======== INPUT ROWS ========

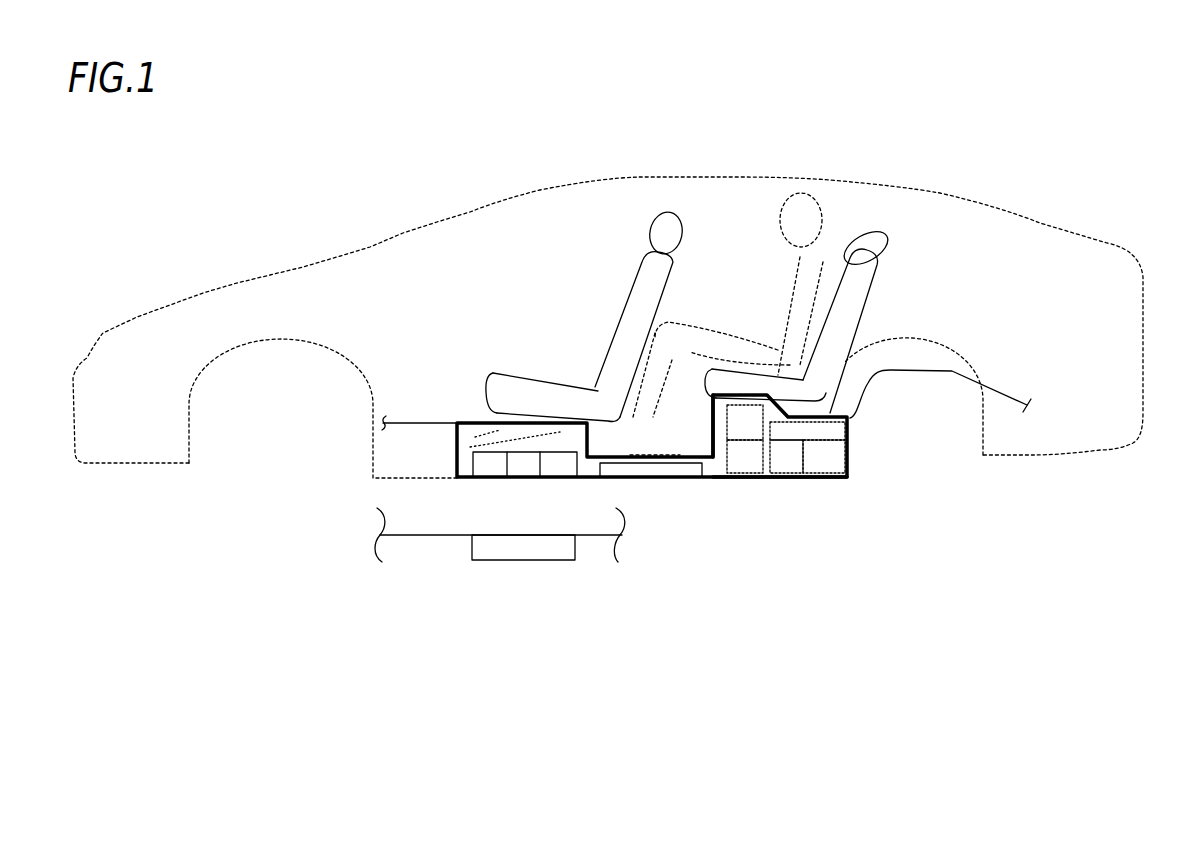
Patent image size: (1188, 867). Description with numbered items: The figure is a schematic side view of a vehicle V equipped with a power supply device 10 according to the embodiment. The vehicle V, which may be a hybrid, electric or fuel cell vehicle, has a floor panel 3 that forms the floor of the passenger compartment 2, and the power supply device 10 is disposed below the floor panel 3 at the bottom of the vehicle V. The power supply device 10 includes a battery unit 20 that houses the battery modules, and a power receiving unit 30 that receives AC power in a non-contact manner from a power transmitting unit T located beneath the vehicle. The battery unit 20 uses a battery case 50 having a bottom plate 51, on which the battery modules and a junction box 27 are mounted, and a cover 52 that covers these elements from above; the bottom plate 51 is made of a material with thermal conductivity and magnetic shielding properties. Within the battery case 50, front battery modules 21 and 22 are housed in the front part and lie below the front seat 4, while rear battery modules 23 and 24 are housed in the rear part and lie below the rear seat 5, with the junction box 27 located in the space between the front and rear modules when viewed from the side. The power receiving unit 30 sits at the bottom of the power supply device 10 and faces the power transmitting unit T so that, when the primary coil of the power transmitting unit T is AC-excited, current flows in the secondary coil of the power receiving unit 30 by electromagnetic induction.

The vehicle V is at (872, 173).
The passenger compartment 2 is at (738, 279).
The floor panel 3 is at (441, 423).
The front seat 4 is at (553, 376).
The rear seat 5 is at (857, 330).
The power supply device 10 is at (613, 481).
The battery unit 20 is at (613, 481).
The front battery module 21 is at (560, 436).
The front battery module 22 is at (450, 431).
The rear battery module 23 is at (732, 481).
The rear battery module 24 is at (794, 514).
The junction box 27 is at (690, 480).
The power receiving unit 30 is at (466, 478).
The battery case 50 is at (841, 457).
The bottom plate 51 is at (820, 475).
The cover 52 is at (850, 427).
The power transmitting unit T is at (535, 563).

========

→ TASK REQUIREMENTS
Reproduce the listing above, changing every "schematic side view" to "diagrammatic side view" and keeping all other text unchanged. Leave the pictures out.

→ THE OUTPUT
Patent image size: (1188, 867). Description with numbered items: The figure is a diagrammatic side view of a vehicle V equipped with a power supply device 10 according to the embodiment. The vehicle V, which may be a hybrid, electric or fuel cell vehicle, has a floor panel 3 that forms the floor of the passenger compartment 2, and the power supply device 10 is disposed below the floor panel 3 at the bottom of the vehicle V. The power supply device 10 includes a battery unit 20 that houses the battery modules, and a power receiving unit 30 that receives AC power in a non-contact manner from a power transmitting unit T located beneath the vehicle. The battery unit 20 uses a battery case 50 having a bottom plate 51, on which the battery modules and a junction box 27 are mounted, and a cover 52 that covers these elements from above; the bottom plate 51 is made of a material with thermal conductivity and magnetic shielding properties. Within the battery case 50, front battery modules 21 and 22 are housed in the front part and lie below the front seat 4, while rear battery modules 23 and 24 are housed in the rear part and lie below the rear seat 5, with the junction box 27 located in the space between the front and rear modules when viewed from the side. The power receiving unit 30 sits at the bottom of the power supply device 10 and faces the power transmitting unit T so that, when the primary coil of the power transmitting unit T is AC-excited, current flows in the secondary coil of the power receiving unit 30 by electromagnetic induction.

The vehicle V is at (872, 173).
The passenger compartment 2 is at (738, 279).
The floor panel 3 is at (441, 423).
The front seat 4 is at (553, 376).
The rear seat 5 is at (857, 330).
The power supply device 10 is at (613, 481).
The battery unit 20 is at (613, 481).
The front battery module 21 is at (560, 436).
The front battery module 22 is at (450, 431).
The rear battery module 23 is at (732, 481).
The rear battery module 24 is at (794, 514).
The junction box 27 is at (690, 480).
The power receiving unit 30 is at (466, 478).
The battery case 50 is at (841, 457).
The bottom plate 51 is at (820, 475).
The cover 52 is at (850, 427).
The power transmitting unit T is at (535, 563).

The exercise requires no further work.